Reproduce the records below exactly as they appear, omitting any pictures they contain.

━━━ Material for this task ━━━

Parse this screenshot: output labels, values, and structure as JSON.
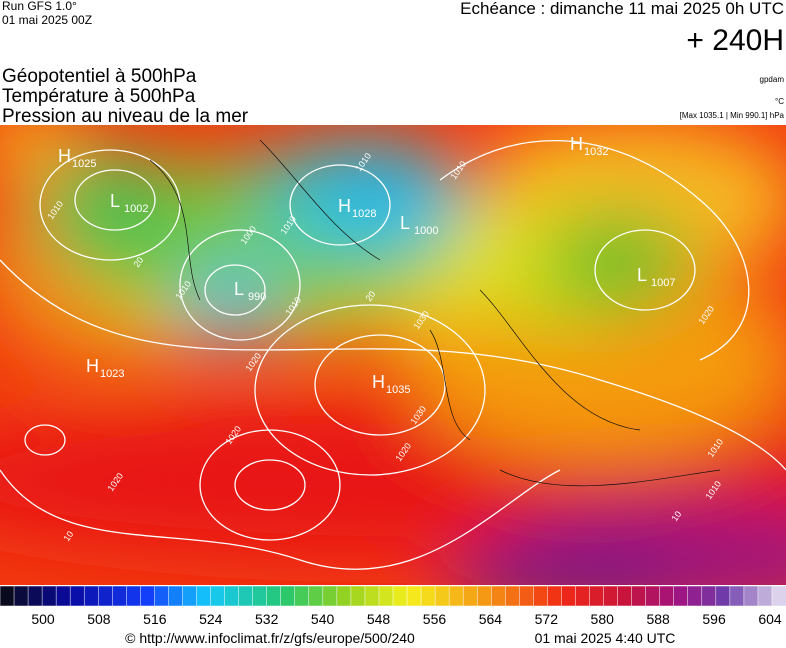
{
  "header": {
    "run": "Run GFS 1.0°",
    "date": "01 mai 2025 00Z",
    "echeance": "Echéance : dimanche 11 mai 2025 0h UTC",
    "lead": "+ 240H",
    "fields": [
      "Géopotentiel à 500hPa",
      "Température à 500hPa",
      "Pression au niveau de la mer"
    ],
    "units": [
      "gpdam",
      "°C"
    ],
    "range": "[Max 1035.1 | Min 990.1] hPa"
  },
  "centers": [
    {
      "letter": "H",
      "value": "1025"
    },
    {
      "letter": "L",
      "value": "1002"
    },
    {
      "letter": "H",
      "value": "1028"
    },
    {
      "letter": "L",
      "value": "1000"
    },
    {
      "letter": "L",
      "value": "990"
    },
    {
      "letter": "H",
      "value": "1023"
    },
    {
      "letter": "H",
      "value": "1035"
    },
    {
      "letter": "H",
      "value": "1032"
    },
    {
      "letter": "L",
      "value": "1007"
    }
  ],
  "contour_labels": [
    "1010",
    "1010",
    "1010",
    "1000",
    "1010",
    "1010",
    "1020",
    "1030",
    "1030",
    "1020",
    "1020",
    "1020",
    "1020",
    "1010",
    "1010",
    "1010",
    "20",
    "20",
    "10",
    "10"
  ],
  "colorbar": {
    "labels": [
      500,
      508,
      516,
      524,
      532,
      540,
      548,
      556,
      564,
      572,
      580,
      588,
      596,
      604
    ]
  },
  "footer": {
    "url": "© http://www.infoclimat.fr/z/gfs/europe/500/240",
    "time": "01 mai 2025  4:40 UTC"
  }
}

━━━

(In response):
Parse this screenshot: output labels, values, and structure as JSON.
{
  "header": {
    "run": "Run GFS 1.0°",
    "date": "01 mai 2025 00Z",
    "echeance": "Echéance : dimanche 11 mai 2025 0h UTC",
    "lead": "+ 240H",
    "fields": [
      "Géopotentiel à 500hPa",
      "Température à 500hPa",
      "Pression au niveau de la mer"
    ],
    "units": [
      "gpdam",
      "°C"
    ],
    "range": "[Max 1035.1 | Min 990.1] hPa"
  },
  "centers": [
    {
      "letter": "H",
      "value": "1025"
    },
    {
      "letter": "L",
      "value": "1002"
    },
    {
      "letter": "H",
      "value": "1028"
    },
    {
      "letter": "L",
      "value": "1000"
    },
    {
      "letter": "L",
      "value": "990"
    },
    {
      "letter": "H",
      "value": "1023"
    },
    {
      "letter": "H",
      "value": "1035"
    },
    {
      "letter": "H",
      "value": "1032"
    },
    {
      "letter": "L",
      "value": "1007"
    }
  ],
  "contour_labels": [
    "1010",
    "1010",
    "1010",
    "1000",
    "1010",
    "1010",
    "1020",
    "1030",
    "1030",
    "1020",
    "1020",
    "1020",
    "1020",
    "1010",
    "1010",
    "1010",
    "20",
    "20",
    "10",
    "10"
  ],
  "colorbar": {
    "labels": [
      500,
      508,
      516,
      524,
      532,
      540,
      548,
      556,
      564,
      572,
      580,
      588,
      596,
      604
    ]
  },
  "footer": {
    "url": "© http://www.infoclimat.fr/z/gfs/europe/500/240",
    "time": "01 mai 2025  4:40 UTC"
  }
}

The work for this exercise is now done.